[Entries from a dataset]
....................
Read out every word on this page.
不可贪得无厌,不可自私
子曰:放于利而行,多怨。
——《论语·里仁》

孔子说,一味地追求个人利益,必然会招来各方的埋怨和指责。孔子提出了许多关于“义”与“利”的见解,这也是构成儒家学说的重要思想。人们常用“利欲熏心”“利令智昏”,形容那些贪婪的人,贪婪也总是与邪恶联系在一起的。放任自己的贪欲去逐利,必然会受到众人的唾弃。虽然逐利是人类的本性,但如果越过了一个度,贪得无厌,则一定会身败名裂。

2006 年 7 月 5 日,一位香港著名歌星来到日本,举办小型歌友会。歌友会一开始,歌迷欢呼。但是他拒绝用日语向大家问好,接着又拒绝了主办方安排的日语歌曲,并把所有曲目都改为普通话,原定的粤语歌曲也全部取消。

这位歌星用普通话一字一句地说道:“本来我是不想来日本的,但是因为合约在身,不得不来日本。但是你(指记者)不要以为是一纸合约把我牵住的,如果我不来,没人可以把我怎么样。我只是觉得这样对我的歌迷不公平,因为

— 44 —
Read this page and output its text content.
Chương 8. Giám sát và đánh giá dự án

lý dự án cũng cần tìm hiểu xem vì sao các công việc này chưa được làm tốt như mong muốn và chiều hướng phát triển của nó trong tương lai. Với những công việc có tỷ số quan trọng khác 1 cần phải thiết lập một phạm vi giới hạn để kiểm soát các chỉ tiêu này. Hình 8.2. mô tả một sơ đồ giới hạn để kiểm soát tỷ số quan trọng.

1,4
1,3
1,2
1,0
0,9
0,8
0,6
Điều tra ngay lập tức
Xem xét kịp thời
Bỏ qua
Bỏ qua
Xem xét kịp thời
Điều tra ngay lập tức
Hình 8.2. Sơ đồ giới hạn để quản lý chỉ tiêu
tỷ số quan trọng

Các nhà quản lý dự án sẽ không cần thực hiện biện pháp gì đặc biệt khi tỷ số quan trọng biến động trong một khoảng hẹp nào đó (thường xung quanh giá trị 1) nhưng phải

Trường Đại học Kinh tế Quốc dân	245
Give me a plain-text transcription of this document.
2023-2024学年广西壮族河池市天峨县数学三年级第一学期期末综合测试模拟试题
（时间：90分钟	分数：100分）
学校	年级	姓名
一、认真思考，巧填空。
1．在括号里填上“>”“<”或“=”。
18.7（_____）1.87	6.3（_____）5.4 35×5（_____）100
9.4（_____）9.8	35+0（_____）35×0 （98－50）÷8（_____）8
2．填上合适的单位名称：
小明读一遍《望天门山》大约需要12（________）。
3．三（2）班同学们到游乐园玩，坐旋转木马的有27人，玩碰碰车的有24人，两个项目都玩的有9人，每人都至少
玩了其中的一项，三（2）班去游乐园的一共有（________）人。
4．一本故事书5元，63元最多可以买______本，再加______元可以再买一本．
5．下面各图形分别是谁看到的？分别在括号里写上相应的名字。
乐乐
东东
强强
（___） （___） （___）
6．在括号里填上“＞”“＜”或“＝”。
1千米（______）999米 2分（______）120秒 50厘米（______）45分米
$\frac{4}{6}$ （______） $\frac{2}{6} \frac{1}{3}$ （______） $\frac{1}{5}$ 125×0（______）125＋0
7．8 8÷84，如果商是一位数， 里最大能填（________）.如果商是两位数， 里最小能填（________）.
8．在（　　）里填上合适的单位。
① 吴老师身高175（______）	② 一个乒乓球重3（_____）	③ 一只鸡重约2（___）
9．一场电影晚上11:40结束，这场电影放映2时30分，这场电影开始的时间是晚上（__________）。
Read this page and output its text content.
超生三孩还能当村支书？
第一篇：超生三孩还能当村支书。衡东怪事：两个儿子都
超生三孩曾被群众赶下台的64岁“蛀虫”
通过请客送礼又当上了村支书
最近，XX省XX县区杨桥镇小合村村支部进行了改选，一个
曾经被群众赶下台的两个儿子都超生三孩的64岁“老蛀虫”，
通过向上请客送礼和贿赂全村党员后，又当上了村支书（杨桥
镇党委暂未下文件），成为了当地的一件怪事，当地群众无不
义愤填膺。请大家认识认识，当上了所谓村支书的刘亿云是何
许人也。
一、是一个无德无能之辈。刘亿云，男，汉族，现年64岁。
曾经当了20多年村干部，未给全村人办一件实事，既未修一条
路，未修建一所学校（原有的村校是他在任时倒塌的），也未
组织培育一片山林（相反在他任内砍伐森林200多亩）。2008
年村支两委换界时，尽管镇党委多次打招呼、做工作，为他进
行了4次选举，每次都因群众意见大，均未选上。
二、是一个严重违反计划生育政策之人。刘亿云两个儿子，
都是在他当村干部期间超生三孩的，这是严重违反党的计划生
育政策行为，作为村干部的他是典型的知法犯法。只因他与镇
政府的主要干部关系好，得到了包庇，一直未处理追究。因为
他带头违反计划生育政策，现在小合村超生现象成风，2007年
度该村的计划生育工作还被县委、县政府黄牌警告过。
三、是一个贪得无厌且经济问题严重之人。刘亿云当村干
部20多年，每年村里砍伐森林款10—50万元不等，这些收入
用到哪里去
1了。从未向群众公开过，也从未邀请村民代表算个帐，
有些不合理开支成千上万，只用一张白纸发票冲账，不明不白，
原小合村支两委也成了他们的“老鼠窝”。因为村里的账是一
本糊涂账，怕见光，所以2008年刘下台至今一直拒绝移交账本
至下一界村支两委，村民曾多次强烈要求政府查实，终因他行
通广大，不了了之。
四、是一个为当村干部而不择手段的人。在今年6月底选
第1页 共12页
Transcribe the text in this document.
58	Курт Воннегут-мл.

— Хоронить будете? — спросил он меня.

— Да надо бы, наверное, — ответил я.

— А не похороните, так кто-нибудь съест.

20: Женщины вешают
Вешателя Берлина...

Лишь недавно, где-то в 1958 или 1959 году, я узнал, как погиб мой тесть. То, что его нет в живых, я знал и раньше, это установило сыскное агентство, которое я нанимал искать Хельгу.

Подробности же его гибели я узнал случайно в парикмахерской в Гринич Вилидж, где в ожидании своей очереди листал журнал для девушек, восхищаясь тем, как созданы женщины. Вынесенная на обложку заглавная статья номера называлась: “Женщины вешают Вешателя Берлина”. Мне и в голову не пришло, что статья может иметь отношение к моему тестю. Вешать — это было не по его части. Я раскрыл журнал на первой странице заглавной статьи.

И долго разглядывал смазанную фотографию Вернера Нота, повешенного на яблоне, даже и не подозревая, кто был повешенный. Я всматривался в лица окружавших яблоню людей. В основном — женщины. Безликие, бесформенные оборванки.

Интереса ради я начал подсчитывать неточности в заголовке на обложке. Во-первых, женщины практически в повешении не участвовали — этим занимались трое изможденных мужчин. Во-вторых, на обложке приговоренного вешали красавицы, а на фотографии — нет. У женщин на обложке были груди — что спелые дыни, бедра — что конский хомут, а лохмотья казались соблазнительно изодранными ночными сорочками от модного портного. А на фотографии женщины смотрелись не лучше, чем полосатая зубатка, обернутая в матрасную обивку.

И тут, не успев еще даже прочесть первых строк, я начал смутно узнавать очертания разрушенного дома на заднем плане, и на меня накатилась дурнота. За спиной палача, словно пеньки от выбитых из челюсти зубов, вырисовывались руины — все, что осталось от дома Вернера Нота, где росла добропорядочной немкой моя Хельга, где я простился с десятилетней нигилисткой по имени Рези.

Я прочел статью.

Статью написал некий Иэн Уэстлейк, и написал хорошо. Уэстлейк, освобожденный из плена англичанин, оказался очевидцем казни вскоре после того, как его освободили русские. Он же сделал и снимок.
....................
▶ **INSTRUCTIONS TO FOLLOW**
Extract each line holding the word "quản" from the records.

▶ **RESPONSE FOR THIS EXERCISE**
Hình 8.2. Sơ đồ giới hạn để quản lý chỉ tiêu
Các nhà quản lý dự án sẽ không cần thực hiện biện pháp gì đặc biệt khi tỷ số quan trọng biến động trong một khoảng hẹp nào đó (thường xung quanh giá trị 1) nhưng phải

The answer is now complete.